Task details
Copy out exactly every line from the line containing "Output the text content of this document." until the records below end, inclusive of both boundary lines.

Stored records:

▬▬▬▬▬▬

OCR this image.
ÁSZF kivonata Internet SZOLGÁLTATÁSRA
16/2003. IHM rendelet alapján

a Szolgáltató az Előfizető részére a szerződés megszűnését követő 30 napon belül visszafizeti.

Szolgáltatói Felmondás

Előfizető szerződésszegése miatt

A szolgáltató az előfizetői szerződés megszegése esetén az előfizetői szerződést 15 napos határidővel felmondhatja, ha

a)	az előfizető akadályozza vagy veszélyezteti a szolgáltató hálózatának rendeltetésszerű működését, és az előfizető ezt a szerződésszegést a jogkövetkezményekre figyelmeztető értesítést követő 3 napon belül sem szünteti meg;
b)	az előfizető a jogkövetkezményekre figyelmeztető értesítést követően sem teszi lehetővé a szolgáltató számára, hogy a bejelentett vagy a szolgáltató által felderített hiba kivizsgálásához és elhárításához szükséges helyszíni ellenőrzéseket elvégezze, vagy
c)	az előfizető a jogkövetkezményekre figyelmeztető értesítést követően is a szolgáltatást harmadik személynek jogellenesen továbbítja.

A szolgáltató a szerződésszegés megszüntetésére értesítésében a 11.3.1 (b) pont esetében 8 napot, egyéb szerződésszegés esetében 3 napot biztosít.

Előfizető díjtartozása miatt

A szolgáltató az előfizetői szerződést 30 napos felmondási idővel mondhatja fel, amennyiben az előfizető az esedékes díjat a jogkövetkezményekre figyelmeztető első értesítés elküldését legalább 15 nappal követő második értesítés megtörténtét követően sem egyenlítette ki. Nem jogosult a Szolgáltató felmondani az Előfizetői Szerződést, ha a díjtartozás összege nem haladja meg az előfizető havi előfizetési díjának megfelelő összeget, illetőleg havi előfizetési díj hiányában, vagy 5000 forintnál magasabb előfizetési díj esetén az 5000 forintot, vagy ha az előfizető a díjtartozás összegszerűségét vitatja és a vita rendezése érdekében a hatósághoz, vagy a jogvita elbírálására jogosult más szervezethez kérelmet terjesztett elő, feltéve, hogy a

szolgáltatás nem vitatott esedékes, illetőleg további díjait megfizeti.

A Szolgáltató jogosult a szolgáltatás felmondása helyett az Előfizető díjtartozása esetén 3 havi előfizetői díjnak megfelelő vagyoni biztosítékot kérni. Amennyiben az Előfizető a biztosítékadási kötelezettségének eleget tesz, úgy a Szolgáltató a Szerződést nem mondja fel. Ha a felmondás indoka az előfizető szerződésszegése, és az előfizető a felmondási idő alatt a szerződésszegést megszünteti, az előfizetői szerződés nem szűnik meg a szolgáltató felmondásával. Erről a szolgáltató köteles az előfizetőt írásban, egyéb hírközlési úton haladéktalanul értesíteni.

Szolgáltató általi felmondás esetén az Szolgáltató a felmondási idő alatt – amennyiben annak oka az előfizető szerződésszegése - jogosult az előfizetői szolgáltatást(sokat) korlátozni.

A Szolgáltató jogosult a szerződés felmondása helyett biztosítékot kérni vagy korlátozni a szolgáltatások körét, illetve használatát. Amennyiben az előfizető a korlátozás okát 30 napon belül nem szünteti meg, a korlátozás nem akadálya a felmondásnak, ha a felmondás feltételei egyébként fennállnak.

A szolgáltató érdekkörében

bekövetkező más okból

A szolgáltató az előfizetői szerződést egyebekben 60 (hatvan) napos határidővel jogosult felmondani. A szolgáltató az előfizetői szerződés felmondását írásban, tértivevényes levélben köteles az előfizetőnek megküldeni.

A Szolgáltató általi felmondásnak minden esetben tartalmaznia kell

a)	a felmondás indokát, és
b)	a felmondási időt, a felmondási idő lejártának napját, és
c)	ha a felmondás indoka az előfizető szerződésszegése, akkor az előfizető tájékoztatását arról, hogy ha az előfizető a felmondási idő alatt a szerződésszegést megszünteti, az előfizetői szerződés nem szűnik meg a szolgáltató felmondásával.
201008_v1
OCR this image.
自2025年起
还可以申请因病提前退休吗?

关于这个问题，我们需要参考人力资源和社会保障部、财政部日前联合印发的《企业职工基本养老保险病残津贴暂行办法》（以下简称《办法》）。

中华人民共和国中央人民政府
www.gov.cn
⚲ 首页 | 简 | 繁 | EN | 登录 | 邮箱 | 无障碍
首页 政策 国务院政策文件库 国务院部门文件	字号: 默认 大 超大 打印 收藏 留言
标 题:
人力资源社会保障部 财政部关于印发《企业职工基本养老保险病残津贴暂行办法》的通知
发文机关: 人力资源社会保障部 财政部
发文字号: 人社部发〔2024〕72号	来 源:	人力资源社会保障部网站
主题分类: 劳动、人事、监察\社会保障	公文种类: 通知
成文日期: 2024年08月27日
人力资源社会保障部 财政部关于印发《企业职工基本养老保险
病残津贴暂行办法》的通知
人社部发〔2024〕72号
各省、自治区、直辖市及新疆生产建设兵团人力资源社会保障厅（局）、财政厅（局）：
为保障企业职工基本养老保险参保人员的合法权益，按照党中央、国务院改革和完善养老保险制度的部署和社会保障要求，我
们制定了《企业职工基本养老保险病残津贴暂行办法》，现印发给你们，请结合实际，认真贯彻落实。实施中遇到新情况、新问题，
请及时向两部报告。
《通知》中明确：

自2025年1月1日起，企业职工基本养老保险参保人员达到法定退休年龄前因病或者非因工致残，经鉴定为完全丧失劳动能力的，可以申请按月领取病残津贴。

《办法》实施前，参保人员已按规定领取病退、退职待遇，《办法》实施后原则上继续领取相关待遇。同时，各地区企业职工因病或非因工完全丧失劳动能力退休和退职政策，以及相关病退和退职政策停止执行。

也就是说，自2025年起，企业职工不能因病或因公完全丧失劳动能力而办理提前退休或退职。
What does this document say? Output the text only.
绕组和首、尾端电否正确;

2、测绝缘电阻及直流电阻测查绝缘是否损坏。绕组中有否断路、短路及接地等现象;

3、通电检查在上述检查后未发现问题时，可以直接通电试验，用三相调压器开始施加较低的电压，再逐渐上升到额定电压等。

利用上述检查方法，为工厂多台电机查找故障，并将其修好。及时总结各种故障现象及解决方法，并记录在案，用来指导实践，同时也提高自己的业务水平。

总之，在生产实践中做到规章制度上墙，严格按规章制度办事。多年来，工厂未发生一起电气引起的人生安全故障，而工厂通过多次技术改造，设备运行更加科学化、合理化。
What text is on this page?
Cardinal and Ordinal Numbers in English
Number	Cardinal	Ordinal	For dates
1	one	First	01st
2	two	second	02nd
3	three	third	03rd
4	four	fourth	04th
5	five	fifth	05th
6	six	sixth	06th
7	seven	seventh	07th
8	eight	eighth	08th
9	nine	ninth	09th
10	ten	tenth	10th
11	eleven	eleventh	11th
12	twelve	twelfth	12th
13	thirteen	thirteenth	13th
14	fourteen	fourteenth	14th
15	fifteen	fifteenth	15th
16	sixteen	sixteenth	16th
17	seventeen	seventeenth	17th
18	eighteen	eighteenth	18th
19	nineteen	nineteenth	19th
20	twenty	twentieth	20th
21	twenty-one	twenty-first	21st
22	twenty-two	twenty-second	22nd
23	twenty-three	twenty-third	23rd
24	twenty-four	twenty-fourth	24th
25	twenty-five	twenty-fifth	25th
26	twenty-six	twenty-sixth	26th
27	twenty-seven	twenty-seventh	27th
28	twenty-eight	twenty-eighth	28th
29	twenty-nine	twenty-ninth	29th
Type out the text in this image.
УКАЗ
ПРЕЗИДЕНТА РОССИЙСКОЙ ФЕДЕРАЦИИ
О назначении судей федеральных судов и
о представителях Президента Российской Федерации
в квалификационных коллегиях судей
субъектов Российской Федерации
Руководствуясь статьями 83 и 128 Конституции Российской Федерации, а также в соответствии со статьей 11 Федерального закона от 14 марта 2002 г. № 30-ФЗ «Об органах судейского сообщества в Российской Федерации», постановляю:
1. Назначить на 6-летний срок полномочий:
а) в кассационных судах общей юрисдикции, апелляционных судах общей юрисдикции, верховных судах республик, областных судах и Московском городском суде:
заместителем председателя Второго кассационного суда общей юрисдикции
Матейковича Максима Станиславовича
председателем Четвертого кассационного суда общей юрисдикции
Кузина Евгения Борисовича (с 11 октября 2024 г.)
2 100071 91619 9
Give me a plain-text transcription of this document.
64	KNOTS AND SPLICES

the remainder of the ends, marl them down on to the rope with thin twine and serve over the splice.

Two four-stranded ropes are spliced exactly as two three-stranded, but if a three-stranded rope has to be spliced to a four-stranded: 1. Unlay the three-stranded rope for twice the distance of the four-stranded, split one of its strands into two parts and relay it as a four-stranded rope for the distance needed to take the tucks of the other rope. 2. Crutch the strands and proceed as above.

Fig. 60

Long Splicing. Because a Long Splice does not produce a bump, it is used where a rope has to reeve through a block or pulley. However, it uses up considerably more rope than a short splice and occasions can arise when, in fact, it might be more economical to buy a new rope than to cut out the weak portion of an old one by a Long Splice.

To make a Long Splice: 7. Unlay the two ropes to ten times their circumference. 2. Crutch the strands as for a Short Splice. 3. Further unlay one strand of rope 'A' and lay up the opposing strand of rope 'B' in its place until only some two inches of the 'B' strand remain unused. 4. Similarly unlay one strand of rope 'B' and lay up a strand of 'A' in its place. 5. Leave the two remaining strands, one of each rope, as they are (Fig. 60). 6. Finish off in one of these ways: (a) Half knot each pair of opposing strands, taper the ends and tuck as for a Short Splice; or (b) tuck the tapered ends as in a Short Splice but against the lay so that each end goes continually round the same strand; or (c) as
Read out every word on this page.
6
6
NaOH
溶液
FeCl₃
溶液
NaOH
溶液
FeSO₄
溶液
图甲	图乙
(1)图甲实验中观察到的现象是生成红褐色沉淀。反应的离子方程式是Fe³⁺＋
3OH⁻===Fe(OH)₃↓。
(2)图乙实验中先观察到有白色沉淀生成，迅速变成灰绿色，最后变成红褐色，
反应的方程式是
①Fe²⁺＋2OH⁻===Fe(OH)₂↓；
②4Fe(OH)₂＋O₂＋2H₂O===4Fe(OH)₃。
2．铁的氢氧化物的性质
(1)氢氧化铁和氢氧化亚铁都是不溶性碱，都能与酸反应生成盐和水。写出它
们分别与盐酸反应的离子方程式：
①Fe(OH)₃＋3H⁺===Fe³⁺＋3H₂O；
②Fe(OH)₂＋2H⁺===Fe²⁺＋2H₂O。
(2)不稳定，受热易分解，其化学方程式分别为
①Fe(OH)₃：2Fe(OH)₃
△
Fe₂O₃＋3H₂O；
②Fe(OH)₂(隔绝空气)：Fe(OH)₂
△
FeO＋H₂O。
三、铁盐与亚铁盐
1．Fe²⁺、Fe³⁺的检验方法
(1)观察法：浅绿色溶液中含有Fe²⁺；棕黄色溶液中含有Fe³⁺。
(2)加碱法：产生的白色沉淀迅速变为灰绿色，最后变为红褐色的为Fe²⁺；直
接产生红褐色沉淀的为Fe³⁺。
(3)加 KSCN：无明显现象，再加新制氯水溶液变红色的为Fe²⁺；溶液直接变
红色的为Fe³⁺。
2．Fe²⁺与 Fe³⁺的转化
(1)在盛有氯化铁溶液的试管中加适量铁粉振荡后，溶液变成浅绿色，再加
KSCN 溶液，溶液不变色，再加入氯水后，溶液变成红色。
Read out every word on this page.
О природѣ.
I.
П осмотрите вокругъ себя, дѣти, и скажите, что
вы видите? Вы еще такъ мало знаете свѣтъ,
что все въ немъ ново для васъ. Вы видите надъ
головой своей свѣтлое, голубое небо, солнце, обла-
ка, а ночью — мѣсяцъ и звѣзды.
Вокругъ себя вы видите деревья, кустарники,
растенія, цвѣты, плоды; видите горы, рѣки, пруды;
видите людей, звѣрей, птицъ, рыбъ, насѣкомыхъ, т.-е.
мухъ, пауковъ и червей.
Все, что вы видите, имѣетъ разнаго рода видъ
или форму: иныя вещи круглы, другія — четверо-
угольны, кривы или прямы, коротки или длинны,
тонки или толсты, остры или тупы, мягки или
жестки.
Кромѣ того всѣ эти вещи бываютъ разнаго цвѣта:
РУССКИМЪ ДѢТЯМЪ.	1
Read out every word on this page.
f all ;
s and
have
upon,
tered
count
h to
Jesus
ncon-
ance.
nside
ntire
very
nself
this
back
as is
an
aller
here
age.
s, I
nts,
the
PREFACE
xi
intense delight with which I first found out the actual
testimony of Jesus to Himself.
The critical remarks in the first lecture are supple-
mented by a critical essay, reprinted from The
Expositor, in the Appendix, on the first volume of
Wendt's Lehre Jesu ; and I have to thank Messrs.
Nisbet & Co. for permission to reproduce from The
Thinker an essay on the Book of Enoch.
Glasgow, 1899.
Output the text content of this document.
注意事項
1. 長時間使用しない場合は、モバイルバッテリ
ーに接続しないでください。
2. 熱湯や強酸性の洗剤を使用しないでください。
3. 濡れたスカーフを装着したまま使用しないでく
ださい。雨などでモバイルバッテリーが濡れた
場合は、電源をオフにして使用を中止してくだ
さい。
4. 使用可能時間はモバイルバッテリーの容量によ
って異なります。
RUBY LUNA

▬▬▬▬▬▬

Full answer
Output the text content of this document.
注意事項
1. 長時間使用しない場合は、モバイルバッテリ
ーに接続しないでください。
2. 熱湯や強酸性の洗剤を使用しないでください。
3. 濡れたスカーフを装着したまま使用しないでく
ださい。雨などでモバイルバッテリーが濡れた
場合は、電源をオフにして使用を中止してくだ
さい。
4. 使用可能時間はモバイルバッテリーの容量によ
って異なります。
RUBY LUNA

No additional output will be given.